**Written exercise**
Where a line in the listing contains the string "this", copy that line out.

**Exercise input**
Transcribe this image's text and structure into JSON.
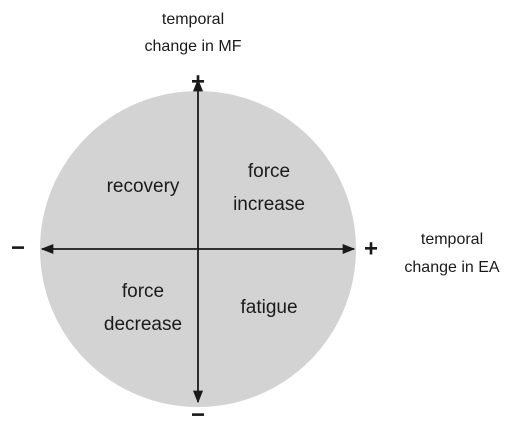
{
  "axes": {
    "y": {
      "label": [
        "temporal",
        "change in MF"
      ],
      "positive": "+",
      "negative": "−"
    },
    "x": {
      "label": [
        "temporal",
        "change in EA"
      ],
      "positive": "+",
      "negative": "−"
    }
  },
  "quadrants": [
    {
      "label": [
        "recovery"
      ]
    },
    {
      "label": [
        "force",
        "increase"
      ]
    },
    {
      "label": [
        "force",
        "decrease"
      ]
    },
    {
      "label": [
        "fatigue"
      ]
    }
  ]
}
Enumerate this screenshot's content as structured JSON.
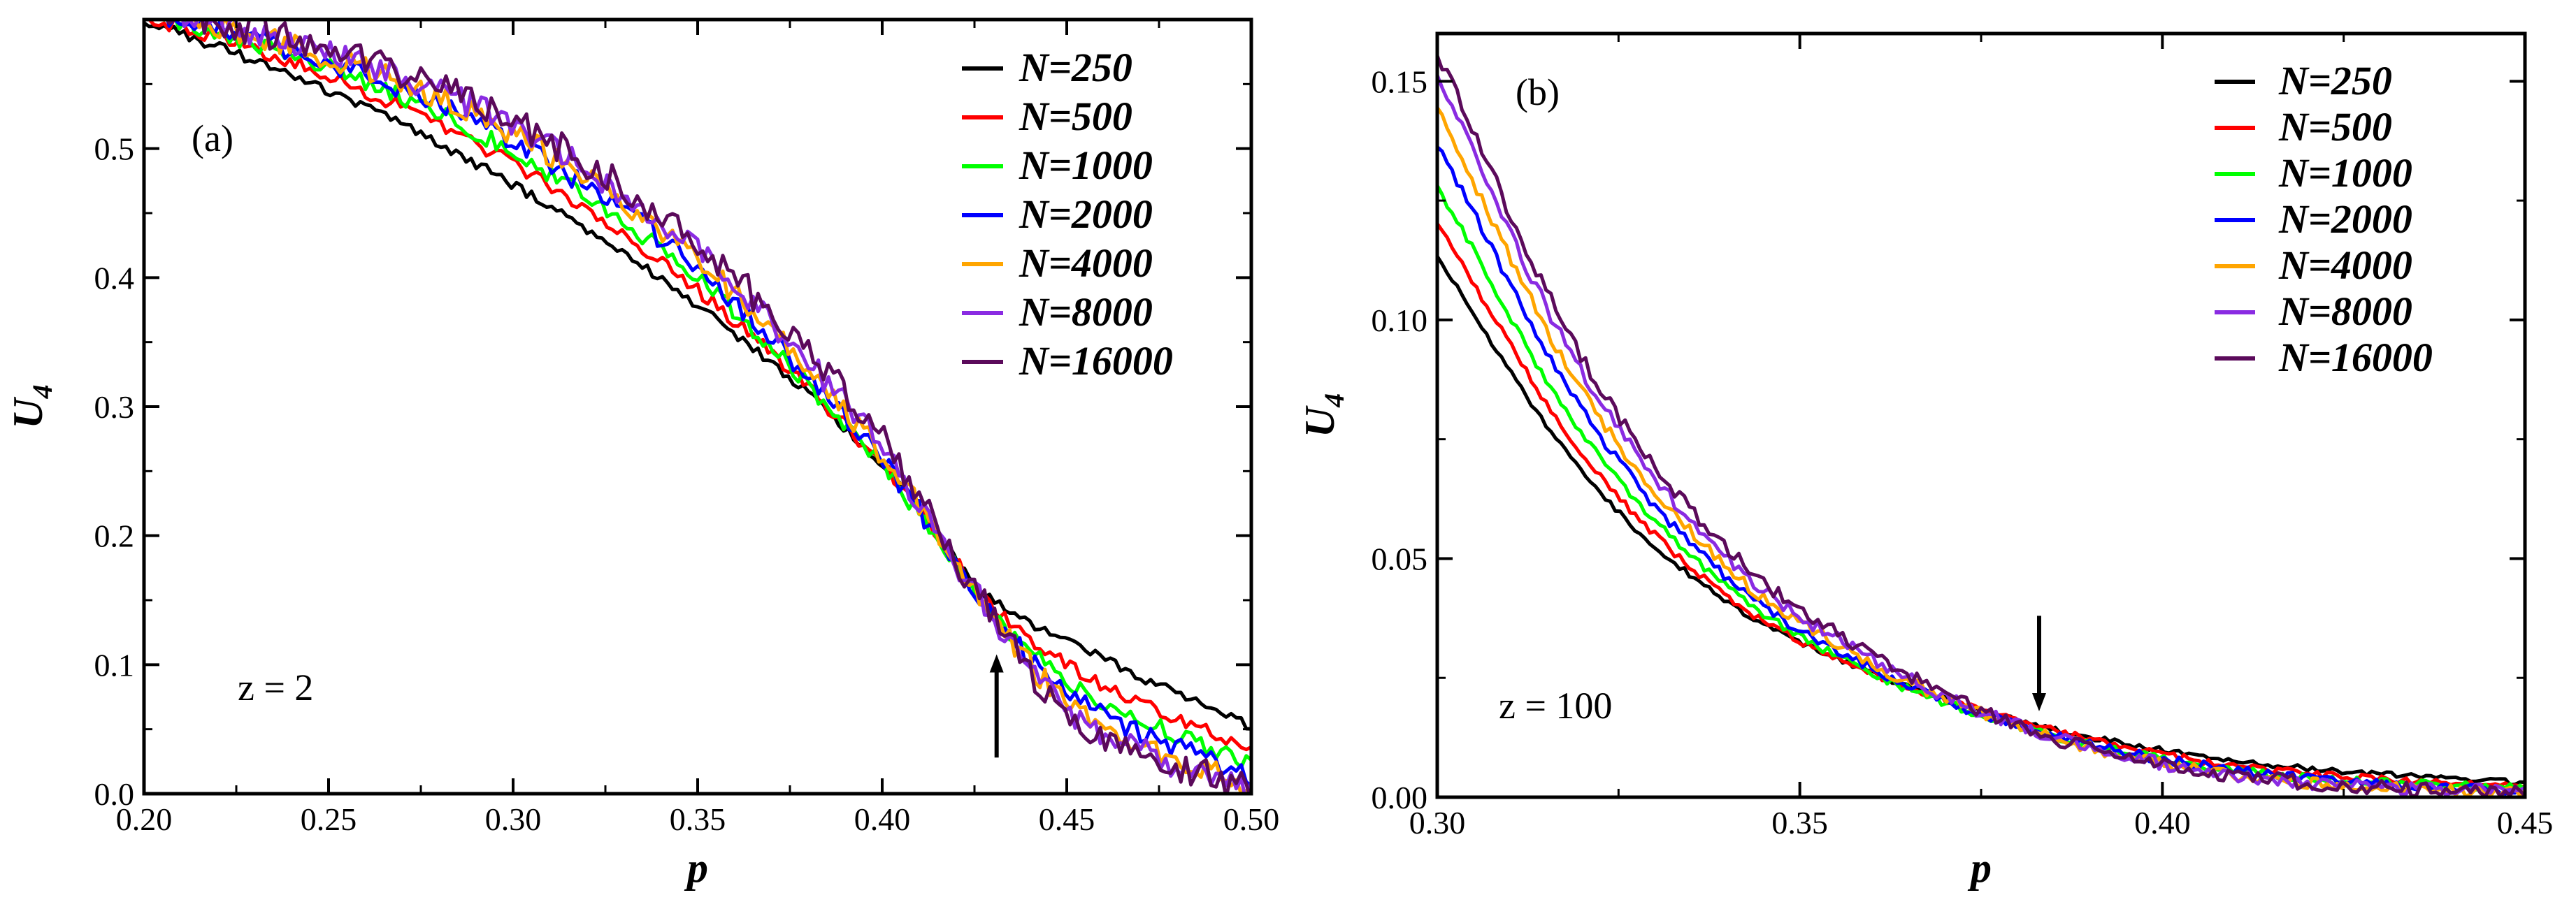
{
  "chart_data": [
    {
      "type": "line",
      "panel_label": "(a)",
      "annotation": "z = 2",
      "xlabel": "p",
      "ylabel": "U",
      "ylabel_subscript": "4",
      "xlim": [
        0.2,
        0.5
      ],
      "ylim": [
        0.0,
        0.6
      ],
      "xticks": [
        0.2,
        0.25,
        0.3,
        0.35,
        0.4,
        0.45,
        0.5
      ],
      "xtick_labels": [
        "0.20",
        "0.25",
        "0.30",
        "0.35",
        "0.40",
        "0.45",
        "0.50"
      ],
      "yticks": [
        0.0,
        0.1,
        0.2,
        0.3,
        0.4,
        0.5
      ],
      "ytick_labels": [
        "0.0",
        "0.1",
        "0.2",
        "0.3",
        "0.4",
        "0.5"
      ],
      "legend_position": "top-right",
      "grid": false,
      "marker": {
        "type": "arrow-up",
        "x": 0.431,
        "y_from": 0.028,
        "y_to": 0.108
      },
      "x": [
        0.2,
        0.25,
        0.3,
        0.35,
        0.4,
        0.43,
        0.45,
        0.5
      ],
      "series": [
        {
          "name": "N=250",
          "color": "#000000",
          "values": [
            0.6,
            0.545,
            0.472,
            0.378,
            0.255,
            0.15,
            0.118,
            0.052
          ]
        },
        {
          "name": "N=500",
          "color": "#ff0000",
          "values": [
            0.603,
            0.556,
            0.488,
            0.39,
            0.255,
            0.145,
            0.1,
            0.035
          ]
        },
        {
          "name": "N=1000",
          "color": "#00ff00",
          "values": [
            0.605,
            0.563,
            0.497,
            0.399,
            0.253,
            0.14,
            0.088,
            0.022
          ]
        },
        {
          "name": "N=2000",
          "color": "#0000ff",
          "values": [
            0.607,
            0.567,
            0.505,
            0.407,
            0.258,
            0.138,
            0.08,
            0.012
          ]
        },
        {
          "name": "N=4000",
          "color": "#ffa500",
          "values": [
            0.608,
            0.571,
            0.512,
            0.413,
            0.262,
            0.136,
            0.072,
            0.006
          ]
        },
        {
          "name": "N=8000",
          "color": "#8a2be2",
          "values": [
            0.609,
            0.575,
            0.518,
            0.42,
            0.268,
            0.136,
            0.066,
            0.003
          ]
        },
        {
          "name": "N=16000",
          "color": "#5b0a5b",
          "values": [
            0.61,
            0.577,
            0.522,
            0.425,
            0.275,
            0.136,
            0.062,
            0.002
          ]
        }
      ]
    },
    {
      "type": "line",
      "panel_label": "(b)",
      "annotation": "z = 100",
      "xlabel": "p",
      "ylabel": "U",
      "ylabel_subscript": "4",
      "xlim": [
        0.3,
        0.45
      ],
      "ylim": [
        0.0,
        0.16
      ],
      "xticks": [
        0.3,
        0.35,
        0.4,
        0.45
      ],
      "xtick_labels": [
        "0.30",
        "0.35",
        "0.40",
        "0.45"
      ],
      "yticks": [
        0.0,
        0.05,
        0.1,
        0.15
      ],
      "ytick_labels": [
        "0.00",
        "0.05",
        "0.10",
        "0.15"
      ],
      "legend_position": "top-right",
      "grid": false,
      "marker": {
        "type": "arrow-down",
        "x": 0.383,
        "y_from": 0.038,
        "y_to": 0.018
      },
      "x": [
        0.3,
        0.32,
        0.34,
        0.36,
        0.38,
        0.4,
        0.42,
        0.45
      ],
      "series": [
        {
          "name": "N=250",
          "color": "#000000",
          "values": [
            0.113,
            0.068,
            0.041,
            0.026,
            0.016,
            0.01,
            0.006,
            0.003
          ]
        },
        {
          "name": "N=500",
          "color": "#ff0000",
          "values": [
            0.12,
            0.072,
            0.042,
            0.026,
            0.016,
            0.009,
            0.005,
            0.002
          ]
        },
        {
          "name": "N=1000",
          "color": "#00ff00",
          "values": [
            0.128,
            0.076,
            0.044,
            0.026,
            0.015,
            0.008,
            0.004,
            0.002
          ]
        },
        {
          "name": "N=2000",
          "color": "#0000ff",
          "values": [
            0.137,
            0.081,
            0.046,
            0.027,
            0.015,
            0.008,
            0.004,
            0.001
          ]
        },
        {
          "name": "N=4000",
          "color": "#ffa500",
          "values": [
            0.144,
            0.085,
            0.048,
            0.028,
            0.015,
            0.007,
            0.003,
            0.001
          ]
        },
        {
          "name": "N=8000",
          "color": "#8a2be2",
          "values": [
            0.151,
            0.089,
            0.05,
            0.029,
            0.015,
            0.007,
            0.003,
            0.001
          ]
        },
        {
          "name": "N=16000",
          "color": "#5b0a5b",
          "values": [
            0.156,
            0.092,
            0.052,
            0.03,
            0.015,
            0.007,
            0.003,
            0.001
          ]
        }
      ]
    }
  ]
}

---

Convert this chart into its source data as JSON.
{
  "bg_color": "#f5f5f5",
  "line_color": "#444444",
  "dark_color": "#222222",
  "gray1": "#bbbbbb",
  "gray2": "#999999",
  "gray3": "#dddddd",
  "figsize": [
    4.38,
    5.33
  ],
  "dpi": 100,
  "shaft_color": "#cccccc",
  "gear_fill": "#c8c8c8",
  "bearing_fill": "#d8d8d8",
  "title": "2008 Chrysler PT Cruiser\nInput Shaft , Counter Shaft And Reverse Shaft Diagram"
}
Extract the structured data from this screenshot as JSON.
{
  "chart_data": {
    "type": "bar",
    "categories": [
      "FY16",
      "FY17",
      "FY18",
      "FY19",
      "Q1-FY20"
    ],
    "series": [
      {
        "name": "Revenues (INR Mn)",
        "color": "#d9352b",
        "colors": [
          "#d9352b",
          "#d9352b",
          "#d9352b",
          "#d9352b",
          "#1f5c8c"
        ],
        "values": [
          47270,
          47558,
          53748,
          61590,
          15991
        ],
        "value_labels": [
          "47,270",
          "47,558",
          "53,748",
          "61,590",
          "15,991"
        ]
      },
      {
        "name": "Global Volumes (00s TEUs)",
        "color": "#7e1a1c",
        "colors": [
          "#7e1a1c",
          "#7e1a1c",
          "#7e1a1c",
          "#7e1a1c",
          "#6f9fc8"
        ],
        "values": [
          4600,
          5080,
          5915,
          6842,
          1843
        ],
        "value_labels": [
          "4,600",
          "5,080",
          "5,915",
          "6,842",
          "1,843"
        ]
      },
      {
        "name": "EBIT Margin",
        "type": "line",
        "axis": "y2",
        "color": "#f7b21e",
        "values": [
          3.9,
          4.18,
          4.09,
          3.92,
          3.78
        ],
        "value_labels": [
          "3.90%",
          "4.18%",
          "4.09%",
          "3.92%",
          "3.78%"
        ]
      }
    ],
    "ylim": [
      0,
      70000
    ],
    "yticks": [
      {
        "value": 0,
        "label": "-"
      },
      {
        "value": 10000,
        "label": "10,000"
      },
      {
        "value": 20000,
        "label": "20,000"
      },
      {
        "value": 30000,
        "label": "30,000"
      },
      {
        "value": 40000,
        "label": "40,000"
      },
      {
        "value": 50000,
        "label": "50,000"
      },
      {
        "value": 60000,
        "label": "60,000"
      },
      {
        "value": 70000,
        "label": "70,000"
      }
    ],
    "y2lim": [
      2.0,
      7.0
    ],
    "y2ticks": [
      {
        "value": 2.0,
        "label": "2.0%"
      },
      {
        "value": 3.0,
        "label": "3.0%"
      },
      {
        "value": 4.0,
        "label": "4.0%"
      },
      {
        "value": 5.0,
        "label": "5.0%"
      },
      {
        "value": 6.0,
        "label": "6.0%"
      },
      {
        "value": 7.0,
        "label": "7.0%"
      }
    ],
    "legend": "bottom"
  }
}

**The solution**
Transcribe this image's text and structure into JSON.
Enumerate this screenshot's content as structured JSON.
Convert this chart into its source data as JSON.
Extract the structured data from this screenshot as JSON.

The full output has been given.